> [Your objective]: Collect each line holding the string "联接中外".

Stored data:
=======

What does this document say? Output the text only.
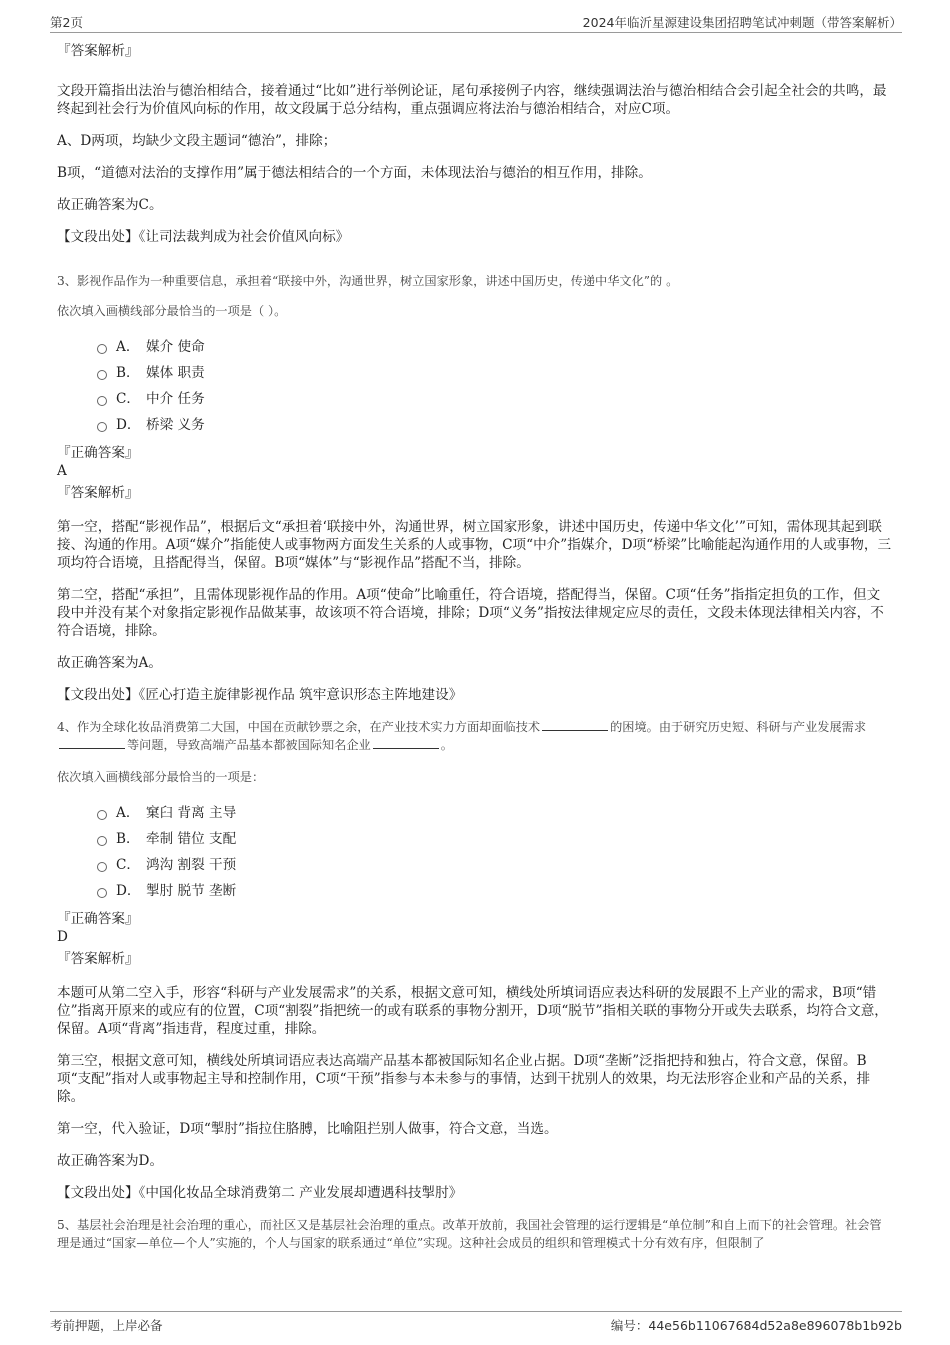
第2页	2024年临沂星源建设集团招聘笔试冲刺题（带答案解析）

『答案解析』

文段开篇指出法治与德治相结合，接着通过“比如”进行举例论证，尾句承接例子内容，继续强调法治与德治相结合会引起全社会的共鸣，最终起到社会行为价值风向标的作用，故文段属于总分结构，重点强调应将法治与德治相结合，对应C项。

A、D两项，均缺少文段主题词“德治”，排除；

B项，“道德对法治的支撑作用”属于德法相结合的一个方面，未体现法治与德治的相互作用，排除。

故正确答案为C。

【文段出处】《让司法裁判成为社会价值风向标》

3、影视作品作为一种重要信息，承担着“联接中外，沟通世界，树立国家形象，讲述中国历史，传递中华文化”的 。

依次填入画横线部分最恰当的一项是（ ）。

A． 媒介 使命
B． 媒体 职责
C． 中介 任务
D． 桥梁 义务

『正确答案』

A

『答案解析』

第一空，搭配“影视作品”，根据后文“承担着‘联接中外，沟通世界，树立国家形象，讲述中国历史，传递中华文化’”可知，需体现其起到联接、沟通的作用。A项“媒介”指能使人或事物两方面发生关系的人或事物，C项“中介”指媒介，D项“桥梁”比喻能起沟通作用的人或事物，三项均符合语境，且搭配得当，保留。B项“媒体”与“影视作品”搭配不当，排除。

第二空，搭配“承担”，且需体现影视作品的作用。A项“使命”比喻重任，符合语境，搭配得当，保留。C项“任务”指指定担负的工作，但文段中并没有某个对象指定影视作品做某事，故该项不符合语境，排除；D项“义务”指按法律规定应尽的责任，文段未体现法律相关内容，不符合语境，排除。

故正确答案为A。

【文段出处】《匠心打造主旋律影视作品 筑牢意识形态主阵地建设》

4、作为全球化妆品消费第二大国，中国在贡献钞票之余，在产业技术实力方面却面临技术	的困境。由于研究历史短、科研与产业发展需求等问题，导致高端产品基本都被国际知名企业	。

依次填入画横线部分最恰当的一项是：

A． 窠臼 背离 主导
B． 牵制 错位 支配
C． 鸿沟 割裂 干预
D． 掣肘 脱节 垄断

『正确答案』

D

『答案解析』

本题可从第二空入手，形容“科研与产业发展需求”的关系，根据文意可知，横线处所填词语应表达科研的发展跟不上产业的需求，B项“错位”指离开原来的或应有的位置，C项“割裂”指把统一的或有联系的事物分割开，D项“脱节”指相关联的事物分开或失去联系，均符合文意，保留。A项“背离”指违背，程度过重，排除。

第三空，根据文意可知，横线处所填词语应表达高端产品基本都被国际知名企业占据。D项“垄断”泛指把持和独占，符合文意，保留。B项“支配”指对人或事物起主导和控制作用，C项“干预”指参与本未参与的事情，达到干扰别人的效果，均无法形容企业和产品的关系，排除。

第一空，代入验证，D项“掣肘”指拉住胳膊，比喻阻拦别人做事，符合文意，当选。

故正确答案为D。

【文段出处】《中国化妆品全球消费第二 产业发展却遭遇科技掣肘》

5、基层社会治理是社会治理的重心，而社区又是基层社会治理的重点。改革开放前，我国社会管理的运行逻辑是“单位制”和自上而下的社会管理。社会管理是通过“国家—单位—个人”实施的，个人与国家的联系通过“单位”实现。这种社会成员的组织和管理模式十分有效有序，但限制了

考前押题，上岸必备	编号：44e56b11067684d52a8e896078b1b92b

=======

> [In response]:
3、影视作品作为一种重要信息，承担着“联接中外，沟通世界，树立国家形象，讲述中国历史，传递中华文化”的 。
第一空，搭配“影视作品”，根据后文“承担着‘联接中外，沟通世界，树立国家形象，讲述中国历史，传递中华文化’”可知，需体现其起到联接、沟通的作用。A项“媒介”指能使人或事物两方面发生关系的人或事物，C项“中介”指媒介，D项“桥梁”比喻能起沟通作用的人或事物，三项均符合语境，且搭配得当，保留。B项“媒体”与“影视作品”搭配不当，排除。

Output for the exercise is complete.